▶ [MATERIAL PROVIDED]
◆ ◆ ◆ ◆ ◆ ◆ ◆
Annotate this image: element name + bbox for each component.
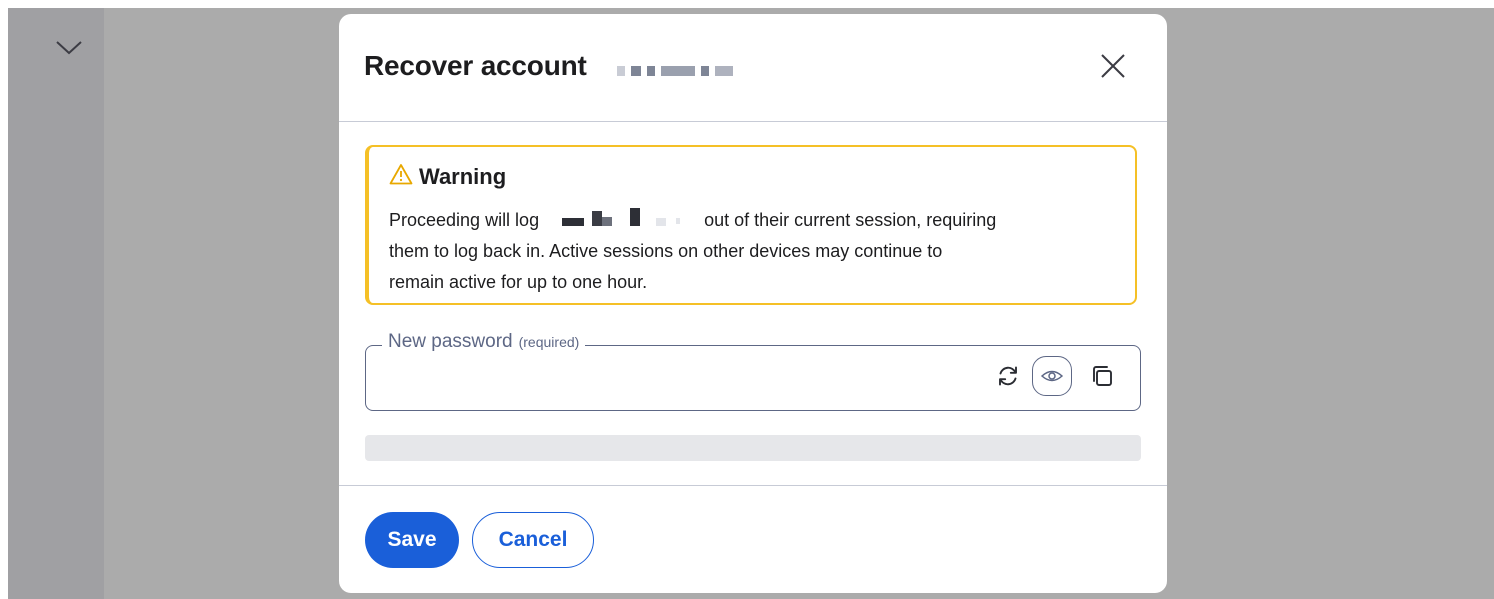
◆ ◆ ◆ ◆ ◆ ◆ ◆
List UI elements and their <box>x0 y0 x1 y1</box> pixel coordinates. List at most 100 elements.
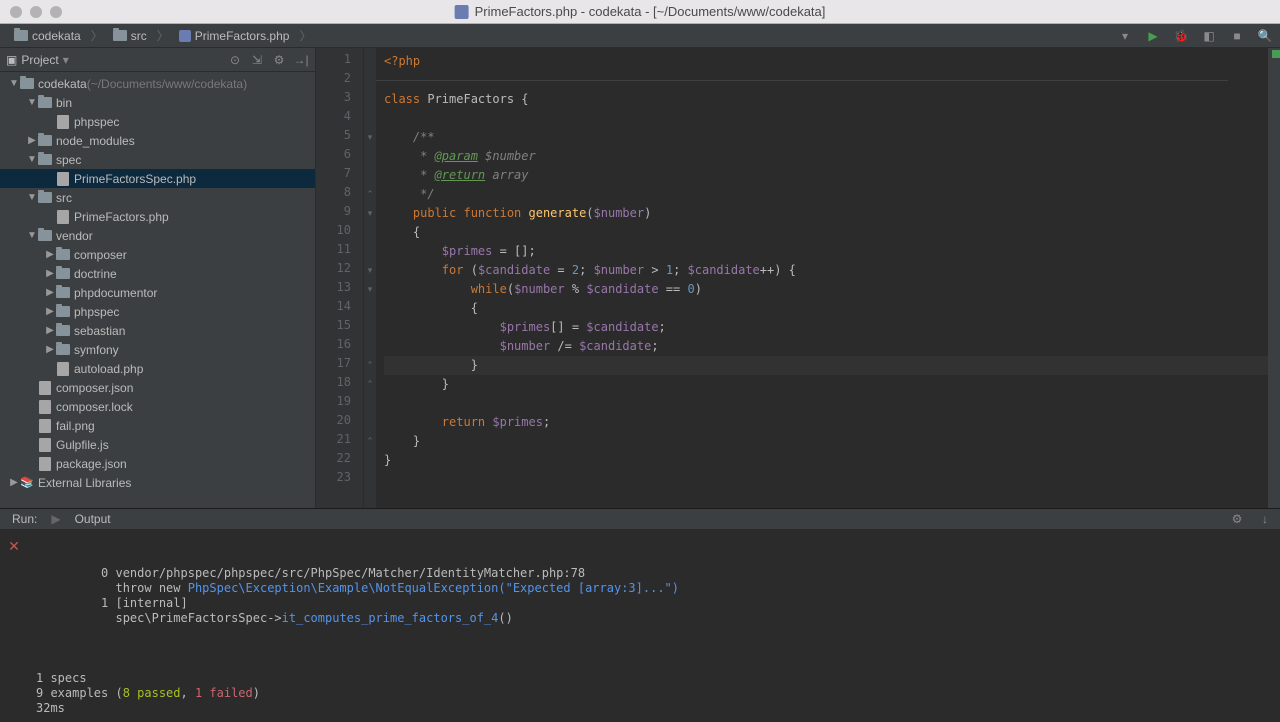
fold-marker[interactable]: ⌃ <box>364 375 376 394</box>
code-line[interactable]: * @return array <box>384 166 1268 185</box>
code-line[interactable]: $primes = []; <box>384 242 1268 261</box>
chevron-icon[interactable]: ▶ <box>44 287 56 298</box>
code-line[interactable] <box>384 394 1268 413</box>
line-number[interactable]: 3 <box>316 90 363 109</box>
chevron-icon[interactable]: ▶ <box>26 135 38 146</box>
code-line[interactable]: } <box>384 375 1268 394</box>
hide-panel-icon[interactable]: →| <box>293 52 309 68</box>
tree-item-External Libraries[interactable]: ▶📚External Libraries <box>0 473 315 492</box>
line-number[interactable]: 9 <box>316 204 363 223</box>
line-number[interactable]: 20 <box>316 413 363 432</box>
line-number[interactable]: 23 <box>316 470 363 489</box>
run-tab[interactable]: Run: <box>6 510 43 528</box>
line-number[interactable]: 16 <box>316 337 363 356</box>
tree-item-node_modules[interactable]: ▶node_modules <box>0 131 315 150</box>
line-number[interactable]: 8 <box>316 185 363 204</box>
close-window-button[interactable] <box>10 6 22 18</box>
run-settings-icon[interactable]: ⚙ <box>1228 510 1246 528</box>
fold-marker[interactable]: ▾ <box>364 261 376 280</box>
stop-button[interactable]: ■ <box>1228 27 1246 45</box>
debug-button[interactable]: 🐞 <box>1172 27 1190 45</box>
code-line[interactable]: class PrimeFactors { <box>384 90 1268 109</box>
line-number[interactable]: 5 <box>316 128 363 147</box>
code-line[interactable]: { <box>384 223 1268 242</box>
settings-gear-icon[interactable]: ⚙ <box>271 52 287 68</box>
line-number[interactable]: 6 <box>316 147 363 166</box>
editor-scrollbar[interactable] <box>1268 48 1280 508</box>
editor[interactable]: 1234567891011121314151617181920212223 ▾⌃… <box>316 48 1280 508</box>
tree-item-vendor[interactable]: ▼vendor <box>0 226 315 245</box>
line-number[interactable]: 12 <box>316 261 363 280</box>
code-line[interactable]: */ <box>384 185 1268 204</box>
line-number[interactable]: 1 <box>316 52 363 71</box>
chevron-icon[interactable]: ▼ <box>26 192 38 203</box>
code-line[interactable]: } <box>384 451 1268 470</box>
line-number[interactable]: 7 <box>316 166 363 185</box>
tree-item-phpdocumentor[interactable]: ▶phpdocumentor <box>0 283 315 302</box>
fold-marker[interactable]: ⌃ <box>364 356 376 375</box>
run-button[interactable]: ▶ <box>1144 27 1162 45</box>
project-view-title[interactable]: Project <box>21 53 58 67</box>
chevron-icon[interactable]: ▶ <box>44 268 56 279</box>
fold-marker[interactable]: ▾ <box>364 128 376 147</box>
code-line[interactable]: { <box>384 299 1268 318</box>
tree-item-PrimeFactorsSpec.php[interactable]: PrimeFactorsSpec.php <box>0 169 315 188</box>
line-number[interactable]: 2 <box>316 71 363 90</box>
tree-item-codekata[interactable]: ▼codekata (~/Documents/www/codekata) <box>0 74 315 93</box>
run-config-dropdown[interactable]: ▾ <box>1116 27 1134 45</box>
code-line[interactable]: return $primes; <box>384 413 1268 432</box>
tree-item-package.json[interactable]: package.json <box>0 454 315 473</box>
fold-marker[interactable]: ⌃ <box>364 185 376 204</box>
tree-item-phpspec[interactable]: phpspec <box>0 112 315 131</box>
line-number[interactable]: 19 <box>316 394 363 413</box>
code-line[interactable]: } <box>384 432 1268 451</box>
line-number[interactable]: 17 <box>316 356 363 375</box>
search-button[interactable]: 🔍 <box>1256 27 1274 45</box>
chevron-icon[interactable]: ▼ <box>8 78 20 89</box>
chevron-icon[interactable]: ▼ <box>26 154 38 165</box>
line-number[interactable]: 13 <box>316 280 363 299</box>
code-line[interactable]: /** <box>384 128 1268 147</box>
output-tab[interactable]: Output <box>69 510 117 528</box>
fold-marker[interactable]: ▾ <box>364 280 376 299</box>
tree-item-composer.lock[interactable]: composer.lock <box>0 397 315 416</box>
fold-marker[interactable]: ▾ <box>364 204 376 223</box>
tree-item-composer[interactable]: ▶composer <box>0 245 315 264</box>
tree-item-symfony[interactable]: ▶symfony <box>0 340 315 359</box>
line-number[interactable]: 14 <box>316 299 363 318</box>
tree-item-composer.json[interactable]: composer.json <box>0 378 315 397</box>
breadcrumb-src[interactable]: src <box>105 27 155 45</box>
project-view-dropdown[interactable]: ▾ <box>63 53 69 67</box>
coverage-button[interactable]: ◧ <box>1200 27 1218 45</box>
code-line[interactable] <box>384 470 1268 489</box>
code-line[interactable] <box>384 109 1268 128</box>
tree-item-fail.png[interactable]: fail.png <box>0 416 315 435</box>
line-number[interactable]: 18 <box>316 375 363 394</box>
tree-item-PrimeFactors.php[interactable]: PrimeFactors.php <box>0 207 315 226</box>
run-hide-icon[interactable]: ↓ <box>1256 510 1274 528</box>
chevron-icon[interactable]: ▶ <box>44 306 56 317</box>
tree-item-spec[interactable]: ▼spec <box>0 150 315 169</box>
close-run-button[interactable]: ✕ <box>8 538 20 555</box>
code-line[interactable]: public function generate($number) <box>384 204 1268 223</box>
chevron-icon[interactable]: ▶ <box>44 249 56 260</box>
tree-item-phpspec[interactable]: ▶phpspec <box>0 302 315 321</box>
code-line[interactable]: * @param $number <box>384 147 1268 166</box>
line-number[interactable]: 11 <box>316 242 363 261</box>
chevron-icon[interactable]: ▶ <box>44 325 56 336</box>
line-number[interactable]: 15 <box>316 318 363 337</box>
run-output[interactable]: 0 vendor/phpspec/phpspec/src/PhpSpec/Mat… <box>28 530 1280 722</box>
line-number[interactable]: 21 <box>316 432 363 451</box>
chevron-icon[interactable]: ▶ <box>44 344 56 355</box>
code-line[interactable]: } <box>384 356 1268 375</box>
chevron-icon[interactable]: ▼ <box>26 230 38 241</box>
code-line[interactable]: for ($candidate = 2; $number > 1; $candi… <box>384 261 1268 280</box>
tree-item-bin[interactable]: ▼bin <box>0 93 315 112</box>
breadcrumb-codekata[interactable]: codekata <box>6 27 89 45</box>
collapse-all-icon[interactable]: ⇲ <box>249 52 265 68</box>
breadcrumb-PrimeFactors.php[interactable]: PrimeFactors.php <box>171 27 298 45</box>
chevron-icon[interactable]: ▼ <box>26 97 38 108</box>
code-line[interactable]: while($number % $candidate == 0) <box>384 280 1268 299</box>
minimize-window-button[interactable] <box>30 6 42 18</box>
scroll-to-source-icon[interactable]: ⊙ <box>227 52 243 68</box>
◆ ◆ ◆ ◆ ◆ ◆ ◆
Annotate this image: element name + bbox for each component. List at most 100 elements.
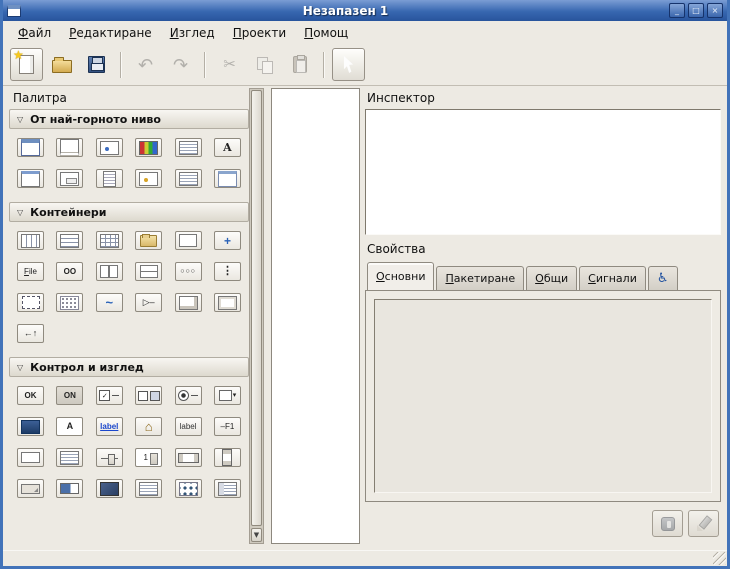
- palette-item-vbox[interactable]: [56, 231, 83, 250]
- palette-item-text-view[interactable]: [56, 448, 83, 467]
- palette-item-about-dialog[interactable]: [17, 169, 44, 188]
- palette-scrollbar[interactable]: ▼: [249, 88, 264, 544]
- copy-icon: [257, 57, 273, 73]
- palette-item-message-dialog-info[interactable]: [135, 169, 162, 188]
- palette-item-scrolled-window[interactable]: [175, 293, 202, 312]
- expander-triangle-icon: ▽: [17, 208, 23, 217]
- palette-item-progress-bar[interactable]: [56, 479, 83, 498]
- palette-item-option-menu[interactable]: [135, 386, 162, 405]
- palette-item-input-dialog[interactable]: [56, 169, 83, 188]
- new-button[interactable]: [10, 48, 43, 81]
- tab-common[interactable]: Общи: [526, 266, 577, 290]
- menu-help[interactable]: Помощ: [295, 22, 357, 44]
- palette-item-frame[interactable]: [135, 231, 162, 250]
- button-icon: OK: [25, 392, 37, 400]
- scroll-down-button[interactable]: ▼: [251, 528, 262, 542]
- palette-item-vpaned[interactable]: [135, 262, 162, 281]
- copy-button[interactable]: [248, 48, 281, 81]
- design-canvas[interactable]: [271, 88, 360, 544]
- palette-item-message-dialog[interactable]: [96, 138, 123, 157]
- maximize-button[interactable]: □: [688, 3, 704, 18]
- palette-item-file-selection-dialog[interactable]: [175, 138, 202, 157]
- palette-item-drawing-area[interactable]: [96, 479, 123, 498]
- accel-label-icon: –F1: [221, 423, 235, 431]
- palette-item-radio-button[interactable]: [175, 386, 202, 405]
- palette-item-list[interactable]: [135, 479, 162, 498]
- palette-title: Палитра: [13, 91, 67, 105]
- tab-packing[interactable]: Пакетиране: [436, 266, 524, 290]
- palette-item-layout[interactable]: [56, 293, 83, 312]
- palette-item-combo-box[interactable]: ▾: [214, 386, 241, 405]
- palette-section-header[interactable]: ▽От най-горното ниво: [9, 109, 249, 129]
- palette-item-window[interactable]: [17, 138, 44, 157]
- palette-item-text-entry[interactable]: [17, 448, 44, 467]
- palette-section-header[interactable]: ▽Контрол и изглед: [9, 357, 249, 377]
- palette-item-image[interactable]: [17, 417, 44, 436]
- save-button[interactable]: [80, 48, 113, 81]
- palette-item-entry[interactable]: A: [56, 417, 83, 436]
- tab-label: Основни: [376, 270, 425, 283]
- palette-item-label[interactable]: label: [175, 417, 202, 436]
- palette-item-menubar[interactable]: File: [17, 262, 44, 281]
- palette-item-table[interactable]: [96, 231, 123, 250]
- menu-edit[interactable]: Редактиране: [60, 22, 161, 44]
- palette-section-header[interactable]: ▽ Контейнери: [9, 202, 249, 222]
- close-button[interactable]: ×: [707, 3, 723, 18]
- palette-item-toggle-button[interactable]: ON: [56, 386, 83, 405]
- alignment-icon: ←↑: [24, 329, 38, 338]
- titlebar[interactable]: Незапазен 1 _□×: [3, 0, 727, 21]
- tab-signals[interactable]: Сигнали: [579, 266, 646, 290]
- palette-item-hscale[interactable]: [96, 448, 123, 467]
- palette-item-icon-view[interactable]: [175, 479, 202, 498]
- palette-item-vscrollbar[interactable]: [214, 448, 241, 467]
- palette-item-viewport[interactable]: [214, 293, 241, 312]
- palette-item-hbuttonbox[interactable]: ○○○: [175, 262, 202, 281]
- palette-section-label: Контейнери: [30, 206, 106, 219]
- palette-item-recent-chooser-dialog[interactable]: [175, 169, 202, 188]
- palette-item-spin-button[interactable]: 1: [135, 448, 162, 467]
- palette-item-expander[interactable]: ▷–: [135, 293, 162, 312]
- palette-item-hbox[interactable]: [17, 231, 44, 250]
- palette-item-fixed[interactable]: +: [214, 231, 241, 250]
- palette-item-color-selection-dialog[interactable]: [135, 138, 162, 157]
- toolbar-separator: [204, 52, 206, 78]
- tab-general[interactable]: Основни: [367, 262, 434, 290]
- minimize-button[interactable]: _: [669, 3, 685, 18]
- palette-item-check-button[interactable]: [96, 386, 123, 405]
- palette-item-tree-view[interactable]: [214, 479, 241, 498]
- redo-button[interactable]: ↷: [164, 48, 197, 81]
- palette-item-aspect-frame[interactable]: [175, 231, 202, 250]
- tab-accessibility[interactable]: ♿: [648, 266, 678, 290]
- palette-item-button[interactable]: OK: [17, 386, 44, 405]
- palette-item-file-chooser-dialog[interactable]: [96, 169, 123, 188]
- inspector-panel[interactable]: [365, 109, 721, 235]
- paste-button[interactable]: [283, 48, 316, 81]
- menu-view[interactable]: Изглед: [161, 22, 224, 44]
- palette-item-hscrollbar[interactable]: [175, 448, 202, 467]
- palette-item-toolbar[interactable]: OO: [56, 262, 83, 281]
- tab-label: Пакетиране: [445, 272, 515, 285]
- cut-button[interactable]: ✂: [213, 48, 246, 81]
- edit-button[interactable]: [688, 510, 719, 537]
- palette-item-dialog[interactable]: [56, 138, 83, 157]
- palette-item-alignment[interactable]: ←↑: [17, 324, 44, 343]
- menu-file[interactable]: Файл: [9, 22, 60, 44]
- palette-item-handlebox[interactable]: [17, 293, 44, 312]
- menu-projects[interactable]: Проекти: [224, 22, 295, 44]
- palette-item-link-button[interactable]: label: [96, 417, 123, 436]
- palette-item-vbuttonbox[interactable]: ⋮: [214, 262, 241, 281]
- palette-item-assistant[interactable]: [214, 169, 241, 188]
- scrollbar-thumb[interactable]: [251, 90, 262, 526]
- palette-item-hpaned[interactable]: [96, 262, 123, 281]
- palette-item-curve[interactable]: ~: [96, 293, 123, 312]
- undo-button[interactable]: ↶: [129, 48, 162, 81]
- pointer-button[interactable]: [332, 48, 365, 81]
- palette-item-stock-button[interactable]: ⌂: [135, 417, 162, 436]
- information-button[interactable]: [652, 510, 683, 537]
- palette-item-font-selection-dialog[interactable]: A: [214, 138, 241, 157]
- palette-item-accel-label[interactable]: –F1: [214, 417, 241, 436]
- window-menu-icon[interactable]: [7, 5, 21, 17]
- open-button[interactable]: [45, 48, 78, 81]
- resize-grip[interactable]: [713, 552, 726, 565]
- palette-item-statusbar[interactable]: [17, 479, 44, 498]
◆ ◆ ◆ ◆ ◆ ◆ ◆
▶ [WHAT THIS TASK INVOLVES] Arrange the listing from the line with "component. List at most 100 elements." up to and including the line with "- palette-item-input-dialog[interactable]: [56, 169, 83, 188]" as a JSON list of strings, one string per line, with blank lines omitted. Leave the picture out of the answer.

▶ [IN RESPONSE]
[
  "Annotate this image: element name + bbox for each component. List at most 100 elements.",
  "- palette-item-vbox[interactable]: [56, 231, 83, 250]",
  "- palette-item-text-view[interactable]: [56, 448, 83, 467]",
  "- palette-item-about-dialog[interactable]: [17, 169, 44, 188]",
  "- palette-scrollbar[interactable]: ▼: [249, 88, 264, 544]",
  "- copy-icon: [257, 57, 273, 73]",
  "- palette-item-message-dialog-info[interactable]: [135, 169, 162, 188]",
  "- palette-item-scrolled-window[interactable]: [175, 293, 202, 312]",
  "- expander-triangle-icon: ▽: [17, 208, 23, 217]",
  "- palette-item-progress-bar[interactable]: [56, 479, 83, 498]",
  "- palette-item-option-menu[interactable]: [135, 386, 162, 405]",
  "- palette-item-input-dialog[interactable]: [56, 169, 83, 188]"
]